Task input
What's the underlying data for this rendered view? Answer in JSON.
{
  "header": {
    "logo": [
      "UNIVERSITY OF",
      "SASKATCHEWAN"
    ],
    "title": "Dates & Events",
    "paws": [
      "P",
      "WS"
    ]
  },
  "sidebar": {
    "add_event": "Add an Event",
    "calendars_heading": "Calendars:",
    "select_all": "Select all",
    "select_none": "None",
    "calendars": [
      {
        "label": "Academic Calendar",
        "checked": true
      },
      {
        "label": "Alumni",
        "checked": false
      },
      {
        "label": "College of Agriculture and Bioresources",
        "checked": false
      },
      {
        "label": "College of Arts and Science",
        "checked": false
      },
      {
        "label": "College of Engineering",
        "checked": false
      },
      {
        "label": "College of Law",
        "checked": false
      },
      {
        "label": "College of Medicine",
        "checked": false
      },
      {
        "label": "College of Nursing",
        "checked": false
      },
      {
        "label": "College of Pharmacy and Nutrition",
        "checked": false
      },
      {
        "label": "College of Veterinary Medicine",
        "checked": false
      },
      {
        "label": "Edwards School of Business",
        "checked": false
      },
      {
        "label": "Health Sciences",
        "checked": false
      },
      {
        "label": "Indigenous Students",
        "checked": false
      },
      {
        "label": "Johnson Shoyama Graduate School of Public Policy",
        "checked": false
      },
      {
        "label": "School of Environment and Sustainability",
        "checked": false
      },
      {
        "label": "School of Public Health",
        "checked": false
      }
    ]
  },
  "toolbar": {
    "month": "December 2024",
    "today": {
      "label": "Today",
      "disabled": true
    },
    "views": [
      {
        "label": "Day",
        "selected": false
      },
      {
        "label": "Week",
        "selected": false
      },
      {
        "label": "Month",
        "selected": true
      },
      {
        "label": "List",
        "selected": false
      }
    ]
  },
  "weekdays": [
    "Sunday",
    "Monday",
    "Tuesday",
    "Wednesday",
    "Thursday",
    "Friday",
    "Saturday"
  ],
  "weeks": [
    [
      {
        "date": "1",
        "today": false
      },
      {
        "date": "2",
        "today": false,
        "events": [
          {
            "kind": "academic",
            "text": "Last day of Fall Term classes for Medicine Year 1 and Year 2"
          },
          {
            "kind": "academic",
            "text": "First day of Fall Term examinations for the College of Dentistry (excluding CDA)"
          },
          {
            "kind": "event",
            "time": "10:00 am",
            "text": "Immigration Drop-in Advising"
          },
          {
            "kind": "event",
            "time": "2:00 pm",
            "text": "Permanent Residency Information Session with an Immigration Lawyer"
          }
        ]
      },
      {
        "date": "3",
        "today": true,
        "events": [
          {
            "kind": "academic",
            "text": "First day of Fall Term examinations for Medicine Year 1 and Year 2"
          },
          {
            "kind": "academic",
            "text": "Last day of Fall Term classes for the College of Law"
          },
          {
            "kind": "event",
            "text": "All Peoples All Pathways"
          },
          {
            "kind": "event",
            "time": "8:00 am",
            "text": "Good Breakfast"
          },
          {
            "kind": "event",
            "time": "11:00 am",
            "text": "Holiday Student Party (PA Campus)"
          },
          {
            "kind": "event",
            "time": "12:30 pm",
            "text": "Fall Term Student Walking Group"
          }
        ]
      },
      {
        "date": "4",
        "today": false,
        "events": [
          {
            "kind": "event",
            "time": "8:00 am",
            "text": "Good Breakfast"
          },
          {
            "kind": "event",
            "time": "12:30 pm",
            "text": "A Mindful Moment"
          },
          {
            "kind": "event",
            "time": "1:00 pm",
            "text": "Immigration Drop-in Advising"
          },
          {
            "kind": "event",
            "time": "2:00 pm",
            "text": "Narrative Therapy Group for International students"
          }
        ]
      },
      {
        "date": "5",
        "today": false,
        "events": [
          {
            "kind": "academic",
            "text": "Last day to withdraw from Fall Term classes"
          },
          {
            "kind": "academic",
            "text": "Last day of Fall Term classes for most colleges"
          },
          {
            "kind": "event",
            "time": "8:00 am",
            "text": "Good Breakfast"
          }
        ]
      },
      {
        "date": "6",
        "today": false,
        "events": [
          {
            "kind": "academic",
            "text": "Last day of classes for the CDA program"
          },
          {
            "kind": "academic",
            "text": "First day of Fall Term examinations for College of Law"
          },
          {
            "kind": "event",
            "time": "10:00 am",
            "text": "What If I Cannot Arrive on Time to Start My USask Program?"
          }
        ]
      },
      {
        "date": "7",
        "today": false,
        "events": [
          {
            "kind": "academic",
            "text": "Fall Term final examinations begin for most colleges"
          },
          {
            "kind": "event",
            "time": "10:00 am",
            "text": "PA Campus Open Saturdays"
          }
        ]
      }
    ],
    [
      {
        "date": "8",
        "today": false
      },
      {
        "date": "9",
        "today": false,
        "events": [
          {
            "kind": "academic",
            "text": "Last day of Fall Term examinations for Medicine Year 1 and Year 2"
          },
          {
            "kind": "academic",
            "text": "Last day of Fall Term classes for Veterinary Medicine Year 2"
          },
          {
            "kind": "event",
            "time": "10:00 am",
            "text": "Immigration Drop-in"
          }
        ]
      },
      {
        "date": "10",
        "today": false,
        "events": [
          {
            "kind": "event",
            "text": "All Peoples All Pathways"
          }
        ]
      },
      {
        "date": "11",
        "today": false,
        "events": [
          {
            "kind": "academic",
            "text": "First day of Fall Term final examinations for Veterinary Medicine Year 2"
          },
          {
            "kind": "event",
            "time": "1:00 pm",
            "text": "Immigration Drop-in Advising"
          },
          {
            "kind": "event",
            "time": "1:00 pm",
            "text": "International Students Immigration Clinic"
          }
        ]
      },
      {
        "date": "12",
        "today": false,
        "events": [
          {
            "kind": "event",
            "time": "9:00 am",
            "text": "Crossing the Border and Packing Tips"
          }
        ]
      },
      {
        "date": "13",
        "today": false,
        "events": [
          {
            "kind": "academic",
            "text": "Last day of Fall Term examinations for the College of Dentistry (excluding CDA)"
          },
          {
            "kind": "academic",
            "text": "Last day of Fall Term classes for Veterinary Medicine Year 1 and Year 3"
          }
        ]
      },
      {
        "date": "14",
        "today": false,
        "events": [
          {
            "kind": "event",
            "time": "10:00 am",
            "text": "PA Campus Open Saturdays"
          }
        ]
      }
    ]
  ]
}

Your objective
Return all the data exactly as given.

Full answer
What's the underlying data for this rendered view? Answer in JSON.
{
  "header": {
    "logo": [
      "UNIVERSITY OF",
      "SASKATCHEWAN"
    ],
    "title": "Dates & Events",
    "paws": [
      "P",
      "WS"
    ]
  },
  "sidebar": {
    "add_event": "Add an Event",
    "calendars_heading": "Calendars:",
    "select_all": "Select all",
    "select_none": "None",
    "calendars": [
      {
        "label": "Academic Calendar",
        "checked": true
      },
      {
        "label": "Alumni",
        "checked": false
      },
      {
        "label": "College of Agriculture and Bioresources",
        "checked": false
      },
      {
        "label": "College of Arts and Science",
        "checked": false
      },
      {
        "label": "College of Engineering",
        "checked": false
      },
      {
        "label": "College of Law",
        "checked": false
      },
      {
        "label": "College of Medicine",
        "checked": false
      },
      {
        "label": "College of Nursing",
        "checked": false
      },
      {
        "label": "College of Pharmacy and Nutrition",
        "checked": false
      },
      {
        "label": "College of Veterinary Medicine",
        "checked": false
      },
      {
        "label": "Edwards School of Business",
        "checked": false
      },
      {
        "label": "Health Sciences",
        "checked": false
      },
      {
        "label": "Indigenous Students",
        "checked": false
      },
      {
        "label": "Johnson Shoyama Graduate School of Public Policy",
        "checked": false
      },
      {
        "label": "School of Environment and Sustainability",
        "checked": false
      },
      {
        "label": "School of Public Health",
        "checked": false
      }
    ]
  },
  "toolbar": {
    "month": "December 2024",
    "today": {
      "label": "Today",
      "disabled": true
    },
    "views": [
      {
        "label": "Day",
        "selected": false
      },
      {
        "label": "Week",
        "selected": false
      },
      {
        "label": "Month",
        "selected": true
      },
      {
        "label": "List",
        "selected": false
      }
    ]
  },
  "weekdays": [
    "Sunday",
    "Monday",
    "Tuesday",
    "Wednesday",
    "Thursday",
    "Friday",
    "Saturday"
  ],
  "weeks": [
    [
      {
        "date": "1",
        "today": false
      },
      {
        "date": "2",
        "today": false,
        "events": [
          {
            "kind": "academic",
            "text": "Last day of Fall Term classes for Medicine Year 1 and Year 2"
          },
          {
            "kind": "academic",
            "text": "First day of Fall Term examinations for the College of Dentistry (excluding CDA)"
          },
          {
            "kind": "event",
            "time": "10:00 am",
            "text": "Immigration Drop-in Advising"
          },
          {
            "kind": "event",
            "time": "2:00 pm",
            "text": "Permanent Residency Information Session with an Immigration Lawyer"
          }
        ]
      },
      {
        "date": "3",
        "today": true,
        "events": [
          {
            "kind": "academic",
            "text": "First day of Fall Term examinations for Medicine Year 1 and Year 2"
          },
          {
            "kind": "academic",
            "text": "Last day of Fall Term classes for the College of Law"
          },
          {
            "kind": "event",
            "text": "All Peoples All Pathways"
          },
          {
            "kind": "event",
            "time": "8:00 am",
            "text": "Good Breakfast"
          },
          {
            "kind": "event",
            "time": "11:00 am",
            "text": "Holiday Student Party (PA Campus)"
          },
          {
            "kind": "event",
            "time": "12:30 pm",
            "text": "Fall Term Student Walking Group"
          }
        ]
      },
      {
        "date": "4",
        "today": false,
        "events": [
          {
            "kind": "event",
            "time": "8:00 am",
            "text": "Good Breakfast"
          },
          {
            "kind": "event",
            "time": "12:30 pm",
            "text": "A Mindful Moment"
          },
          {
            "kind": "event",
            "time": "1:00 pm",
            "text": "Immigration Drop-in Advising"
          },
          {
            "kind": "event",
            "time": "2:00 pm",
            "text": "Narrative Therapy Group for International students"
          }
        ]
      },
      {
        "date": "5",
        "today": false,
        "events": [
          {
            "kind": "academic",
            "text": "Last day to withdraw from Fall Term classes"
          },
          {
            "kind": "academic",
            "text": "Last day of Fall Term classes for most colleges"
          },
          {
            "kind": "event",
            "time": "8:00 am",
            "text": "Good Breakfast"
          }
        ]
      },
      {
        "date": "6",
        "today": false,
        "events": [
          {
            "kind": "academic",
            "text": "Last day of classes for the CDA program"
          },
          {
            "kind": "academic",
            "text": "First day of Fall Term examinations for College of Law"
          },
          {
            "kind": "event",
            "time": "10:00 am",
            "text": "What If I Cannot Arrive on Time to Start My USask Program?"
          }
        ]
      },
      {
        "date": "7",
        "today": false,
        "events": [
          {
            "kind": "academic",
            "text": "Fall Term final examinations begin for most colleges"
          },
          {
            "kind": "event",
            "time": "10:00 am",
            "text": "PA Campus Open Saturdays"
          }
        ]
      }
    ],
    [
      {
        "date": "8",
        "today": false
      },
      {
        "date": "9",
        "today": false,
        "events": [
          {
            "kind": "academic",
            "text": "Last day of Fall Term examinations for Medicine Year 1 and Year 2"
          },
          {
            "kind": "academic",
            "text": "Last day of Fall Term classes for Veterinary Medicine Year 2"
          },
          {
            "kind": "event",
            "time": "10:00 am",
            "text": "Immigration Drop-in"
          }
        ]
      },
      {
        "date": "10",
        "today": false,
        "events": [
          {
            "kind": "event",
            "text": "All Peoples All Pathways"
          }
        ]
      },
      {
        "date": "11",
        "today": false,
        "events": [
          {
            "kind": "academic",
            "text": "First day of Fall Term final examinations for Veterinary Medicine Year 2"
          },
          {
            "kind": "event",
            "time": "1:00 pm",
            "text": "Immigration Drop-in Advising"
          },
          {
            "kind": "event",
            "time": "1:00 pm",
            "text": "International Students Immigration Clinic"
          }
        ]
      },
      {
        "date": "12",
        "today": false,
        "events": [
          {
            "kind": "event",
            "time": "9:00 am",
            "text": "Crossing the Border and Packing Tips"
          }
        ]
      },
      {
        "date": "13",
        "today": false,
        "events": [
          {
            "kind": "academic",
            "text": "Last day of Fall Term examinations for the College of Dentistry (excluding CDA)"
          },
          {
            "kind": "academic",
            "text": "Last day of Fall Term classes for Veterinary Medicine Year 1 and Year 3"
          }
        ]
      },
      {
        "date": "14",
        "today": false,
        "events": [
          {
            "kind": "event",
            "time": "10:00 am",
            "text": "PA Campus Open Saturdays"
          }
        ]
      }
    ]
  ]
}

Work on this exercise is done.